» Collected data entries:
◆ ◆ ◆ ◆
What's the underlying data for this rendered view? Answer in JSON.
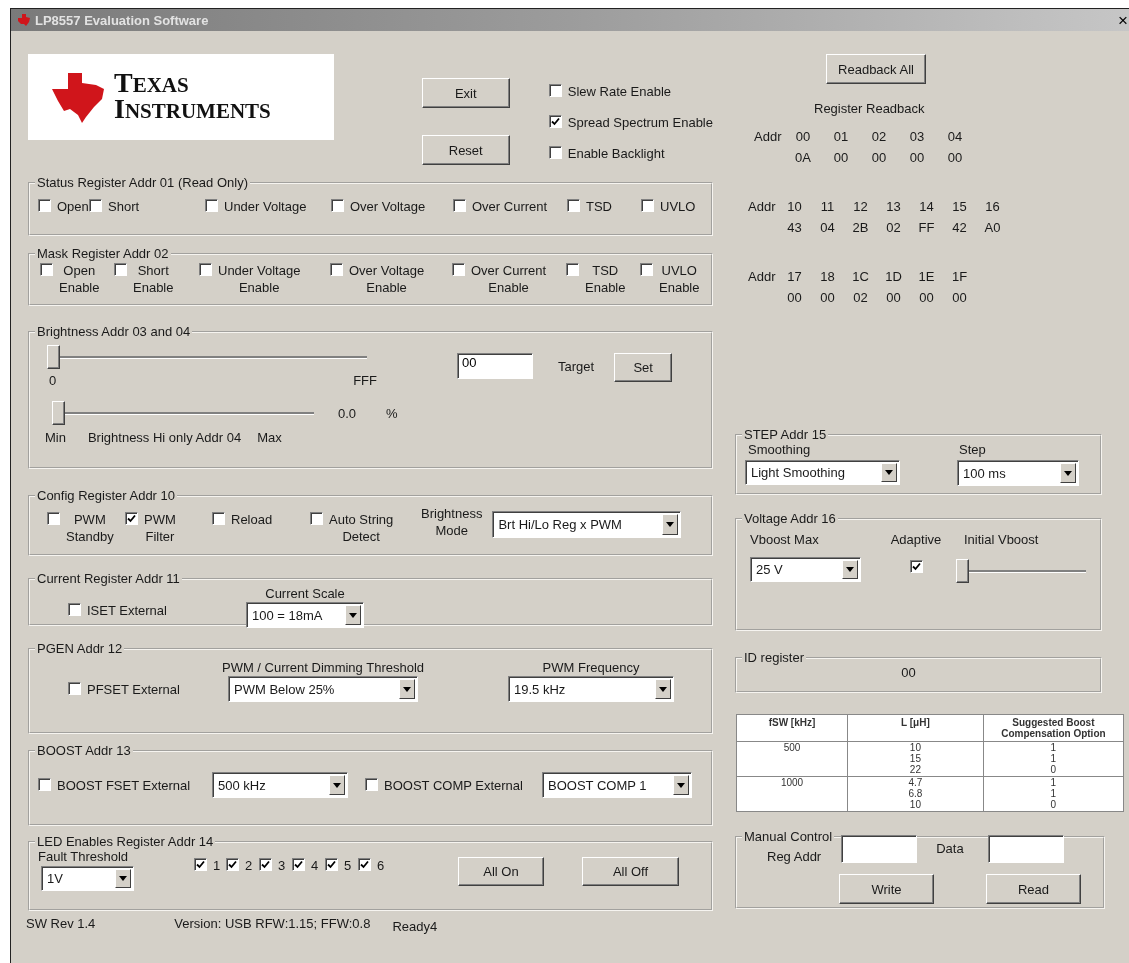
{
  "window": {
    "title": "LP8557 Evaluation Software",
    "close": "×"
  },
  "logo": {
    "line1": "TEXAS",
    "line2": "INSTRUMENTS"
  },
  "top_buttons": [
    "Exit",
    "Reset"
  ],
  "options": [
    {
      "label": "Slew Rate Enable",
      "checked": false
    },
    {
      "label": "Spread Spectrum Enable",
      "checked": true
    },
    {
      "label": "Enable Backlight",
      "checked": false
    }
  ],
  "status": {
    "title": "Status Register Addr 01 (Read Only)",
    "items": [
      {
        "label": "Open",
        "checked": false
      },
      {
        "label": "Short",
        "checked": false
      },
      {
        "label": "Under Voltage",
        "checked": false
      },
      {
        "label": "Over Voltage",
        "checked": false
      },
      {
        "label": "Over Current",
        "checked": false
      },
      {
        "label": "TSD",
        "checked": false
      },
      {
        "label": "UVLO",
        "checked": false
      }
    ]
  },
  "mask": {
    "title": "Mask Register Addr 02",
    "items": [
      {
        "lines": [
          "Open",
          "Enable"
        ],
        "checked": false
      },
      {
        "lines": [
          "Short",
          "Enable"
        ],
        "checked": false
      },
      {
        "lines": [
          "Under Voltage",
          "Enable"
        ],
        "checked": false
      },
      {
        "lines": [
          "Over Voltage",
          "Enable"
        ],
        "checked": false
      },
      {
        "lines": [
          "Over Current",
          "Enable"
        ],
        "checked": false
      },
      {
        "lines": [
          "TSD",
          "Enable"
        ],
        "checked": false
      },
      {
        "lines": [
          "UVLO",
          "Enable"
        ],
        "checked": false
      }
    ]
  },
  "brightness": {
    "title": "Brightness Addr 03 and 04",
    "main_slider": {
      "level": 0,
      "min_label": "0",
      "max_label": "FFF"
    },
    "target_value": "00",
    "target_label": "Target",
    "set_button": "Set",
    "hi_slider": {
      "level": 0,
      "min_label": "Min",
      "caption": "Brightness Hi only Addr 04",
      "max_label": "Max"
    },
    "reading": "0.0",
    "unit": "%"
  },
  "config": {
    "title": "Config Register Addr 10",
    "items": [
      {
        "lines": [
          "PWM",
          "Standby"
        ],
        "checked": false
      },
      {
        "lines": [
          "PWM",
          "Filter"
        ],
        "checked": true
      },
      {
        "lines": [
          "Reload"
        ],
        "checked": false
      },
      {
        "lines": [
          "Auto String",
          "Detect"
        ],
        "checked": false
      }
    ],
    "mode_label": [
      "Brightness",
      "Mode"
    ],
    "mode_value": "Brt Hi/Lo Reg x PWM"
  },
  "current": {
    "title": "Current Register Addr 11",
    "iset": {
      "label": "ISET External",
      "checked": false
    },
    "scale_label": "Current Scale",
    "scale_value": "100 = 18mA"
  },
  "pgen": {
    "title": "PGEN Addr 12",
    "pfset": {
      "label": "PFSET External",
      "checked": false
    },
    "threshold_label": "PWM / Current Dimming Threshold",
    "threshold_value": "PWM Below 25%",
    "frequency_label": "PWM Frequency",
    "frequency_value": "19.5 kHz"
  },
  "boost": {
    "title": "BOOST Addr 13",
    "fset": {
      "label": "BOOST FSET External",
      "checked": false
    },
    "fset_value": "500 kHz",
    "comp": {
      "label": "BOOST COMP External",
      "checked": false
    },
    "comp_value": "BOOST COMP 1"
  },
  "led": {
    "title": "LED Enables Register Addr 14",
    "fault_label": "Fault Threshold",
    "fault_value": "1V",
    "strings": [
      {
        "label": "1",
        "checked": true
      },
      {
        "label": "2",
        "checked": true
      },
      {
        "label": "3",
        "checked": true
      },
      {
        "label": "4",
        "checked": true
      },
      {
        "label": "5",
        "checked": true
      },
      {
        "label": "6",
        "checked": true
      }
    ],
    "buttons": [
      "All On",
      "All Off"
    ]
  },
  "footer": {
    "sw_rev": "SW Rev 1.4",
    "version": "Version: USB RFW:1.15; FFW:0.8",
    "status": "Ready4"
  },
  "readback": {
    "button": "Readback All",
    "title": "Register Readback",
    "groups": [
      {
        "label": "Addr",
        "addrs": [
          "00",
          "01",
          "02",
          "03",
          "04"
        ],
        "values": [
          "0A",
          "00",
          "00",
          "00",
          "00"
        ]
      },
      {
        "label": "Addr",
        "addrs": [
          "10",
          "11",
          "12",
          "13",
          "14",
          "15",
          "16"
        ],
        "values": [
          "43",
          "04",
          "2B",
          "02",
          "FF",
          "42",
          "A0"
        ]
      },
      {
        "label": "Addr",
        "addrs": [
          "17",
          "18",
          "1C",
          "1D",
          "1E",
          "1F"
        ],
        "values": [
          "00",
          "00",
          "02",
          "00",
          "00",
          "00"
        ]
      }
    ]
  },
  "step": {
    "title": "STEP Addr 15",
    "smoothing_label": "Smoothing",
    "smoothing_value": "Light Smoothing",
    "step_label": "Step",
    "step_value": "100 ms"
  },
  "voltage": {
    "title": "Voltage Addr 16",
    "vboost_label": "Vboost Max",
    "vboost_value": "25 V",
    "adaptive_label": "Adaptive",
    "adaptive_checked": true,
    "initial_label": "Initial Vboost",
    "initial_slider": {
      "level": 0
    }
  },
  "id_register": {
    "title": "ID register",
    "value": "00"
  },
  "boost_table": {
    "columns": [
      "fSW [kHz]",
      "L [μH]",
      "Suggested Boost Compensation Option"
    ],
    "rows": [
      {
        "fsw": "500",
        "inductance": [
          "10",
          "15",
          "22"
        ],
        "option": [
          "1",
          "1",
          "0"
        ]
      },
      {
        "fsw": "1000",
        "inductance": [
          "4.7",
          "6.8",
          "10"
        ],
        "option": [
          "1",
          "1",
          "0"
        ]
      }
    ]
  },
  "manual": {
    "title": "Manual Control",
    "reg_label": "Reg Addr",
    "data_label": "Data",
    "buttons": [
      "Write",
      "Read"
    ]
  }
}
◆ ◆ ◆ ◆
» What you need to do: Collect the lines of the data that carry the word "Over".

» Exercise solution:
        "label": "Over Voltage",
        "label": "Over Current",
          "Over Voltage",
          "Over Current",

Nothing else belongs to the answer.